[Dataset entries on figures]
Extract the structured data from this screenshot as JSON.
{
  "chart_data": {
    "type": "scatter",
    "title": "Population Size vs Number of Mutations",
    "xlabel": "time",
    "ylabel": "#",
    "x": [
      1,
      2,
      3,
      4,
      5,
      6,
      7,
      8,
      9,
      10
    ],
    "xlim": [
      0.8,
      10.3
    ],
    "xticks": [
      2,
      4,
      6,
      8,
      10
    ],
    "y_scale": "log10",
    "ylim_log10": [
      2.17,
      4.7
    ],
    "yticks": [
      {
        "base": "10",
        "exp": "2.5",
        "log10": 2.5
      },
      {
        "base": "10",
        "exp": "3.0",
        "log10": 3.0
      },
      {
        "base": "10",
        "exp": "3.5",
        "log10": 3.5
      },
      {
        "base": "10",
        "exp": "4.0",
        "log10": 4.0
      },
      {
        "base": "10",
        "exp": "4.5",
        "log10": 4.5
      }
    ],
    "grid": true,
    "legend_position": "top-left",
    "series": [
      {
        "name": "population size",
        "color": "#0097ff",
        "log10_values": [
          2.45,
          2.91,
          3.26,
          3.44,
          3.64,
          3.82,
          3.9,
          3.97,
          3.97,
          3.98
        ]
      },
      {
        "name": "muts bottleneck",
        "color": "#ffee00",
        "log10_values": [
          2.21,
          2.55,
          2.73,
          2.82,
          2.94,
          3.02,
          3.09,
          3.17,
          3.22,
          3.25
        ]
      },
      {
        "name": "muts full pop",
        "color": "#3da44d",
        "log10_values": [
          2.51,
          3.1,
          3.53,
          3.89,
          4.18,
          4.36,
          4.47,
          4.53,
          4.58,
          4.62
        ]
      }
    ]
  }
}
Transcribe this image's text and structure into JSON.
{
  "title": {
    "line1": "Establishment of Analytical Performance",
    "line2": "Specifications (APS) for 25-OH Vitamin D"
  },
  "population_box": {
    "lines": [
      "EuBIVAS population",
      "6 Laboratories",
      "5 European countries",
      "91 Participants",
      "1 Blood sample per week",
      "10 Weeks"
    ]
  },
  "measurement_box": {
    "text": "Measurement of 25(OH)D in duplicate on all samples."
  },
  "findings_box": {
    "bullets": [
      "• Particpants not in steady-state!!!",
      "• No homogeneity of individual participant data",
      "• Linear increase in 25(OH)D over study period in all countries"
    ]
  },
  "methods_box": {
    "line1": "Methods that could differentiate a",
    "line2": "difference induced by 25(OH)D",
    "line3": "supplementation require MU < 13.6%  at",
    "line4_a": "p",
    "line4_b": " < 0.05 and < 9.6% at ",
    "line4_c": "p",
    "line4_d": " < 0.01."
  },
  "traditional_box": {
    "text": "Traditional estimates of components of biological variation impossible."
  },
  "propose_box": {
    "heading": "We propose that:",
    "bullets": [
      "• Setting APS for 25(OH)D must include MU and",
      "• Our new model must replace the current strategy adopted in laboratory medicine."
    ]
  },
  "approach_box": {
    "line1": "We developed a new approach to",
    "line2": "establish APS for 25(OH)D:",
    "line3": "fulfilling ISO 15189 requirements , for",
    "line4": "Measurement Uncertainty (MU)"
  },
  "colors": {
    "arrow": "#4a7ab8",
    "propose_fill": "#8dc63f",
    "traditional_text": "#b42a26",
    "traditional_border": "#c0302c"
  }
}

JOB: Word for word, extract all the records.

RESULT OF THE EXERCISE:
Extract the structured data from this screenshot as JSON.
{
  "chart_data": {
    "type": "scatter",
    "title": "Population Size vs Number of Mutations",
    "xlabel": "time",
    "ylabel": "#",
    "x": [
      1,
      2,
      3,
      4,
      5,
      6,
      7,
      8,
      9,
      10
    ],
    "xlim": [
      0.8,
      10.3
    ],
    "xticks": [
      2,
      4,
      6,
      8,
      10
    ],
    "y_scale": "log10",
    "ylim_log10": [
      2.17,
      4.7
    ],
    "yticks": [
      {
        "base": "10",
        "exp": "2.5",
        "log10": 2.5
      },
      {
        "base": "10",
        "exp": "3.0",
        "log10": 3.0
      },
      {
        "base": "10",
        "exp": "3.5",
        "log10": 3.5
      },
      {
        "base": "10",
        "exp": "4.0",
        "log10": 4.0
      },
      {
        "base": "10",
        "exp": "4.5",
        "log10": 4.5
      }
    ],
    "grid": true,
    "legend_position": "top-left",
    "series": [
      {
        "name": "population size",
        "color": "#0097ff",
        "log10_values": [
          2.45,
          2.91,
          3.26,
          3.44,
          3.64,
          3.82,
          3.9,
          3.97,
          3.97,
          3.98
        ]
      },
      {
        "name": "muts bottleneck",
        "color": "#ffee00",
        "log10_values": [
          2.21,
          2.55,
          2.73,
          2.82,
          2.94,
          3.02,
          3.09,
          3.17,
          3.22,
          3.25
        ]
      },
      {
        "name": "muts full pop",
        "color": "#3da44d",
        "log10_values": [
          2.51,
          3.1,
          3.53,
          3.89,
          4.18,
          4.36,
          4.47,
          4.53,
          4.58,
          4.62
        ]
      }
    ]
  }
}
Transcribe this image's text and structure into JSON.
{
  "title": {
    "line1": "Establishment of Analytical Performance",
    "line2": "Specifications (APS) for 25-OH Vitamin D"
  },
  "population_box": {
    "lines": [
      "EuBIVAS population",
      "6 Laboratories",
      "5 European countries",
      "91 Participants",
      "1 Blood sample per week",
      "10 Weeks"
    ]
  },
  "measurement_box": {
    "text": "Measurement of 25(OH)D in duplicate on all samples."
  },
  "findings_box": {
    "bullets": [
      "• Particpants not in steady-state!!!",
      "• No homogeneity of individual participant data",
      "• Linear increase in 25(OH)D over study period in all countries"
    ]
  },
  "methods_box": {
    "line1": "Methods that could differentiate a",
    "line2": "difference induced by 25(OH)D",
    "line3": "supplementation require MU < 13.6%  at",
    "line4_a": "p",
    "line4_b": " < 0.05 and < 9.6% at ",
    "line4_c": "p",
    "line4_d": " < 0.01."
  },
  "traditional_box": {
    "text": "Traditional estimates of components of biological variation impossible."
  },
  "propose_box": {
    "heading": "We propose that:",
    "bullets": [
      "• Setting APS for 25(OH)D must include MU and",
      "• Our new model must replace the current strategy adopted in laboratory medicine."
    ]
  },
  "approach_box": {
    "line1": "We developed a new approach to",
    "line2": "establish APS for 25(OH)D:",
    "line3": "fulfilling ISO 15189 requirements , for",
    "line4": "Measurement Uncertainty (MU)"
  },
  "colors": {
    "arrow": "#4a7ab8",
    "propose_fill": "#8dc63f",
    "traditional_text": "#b42a26",
    "traditional_border": "#c0302c"
  }
}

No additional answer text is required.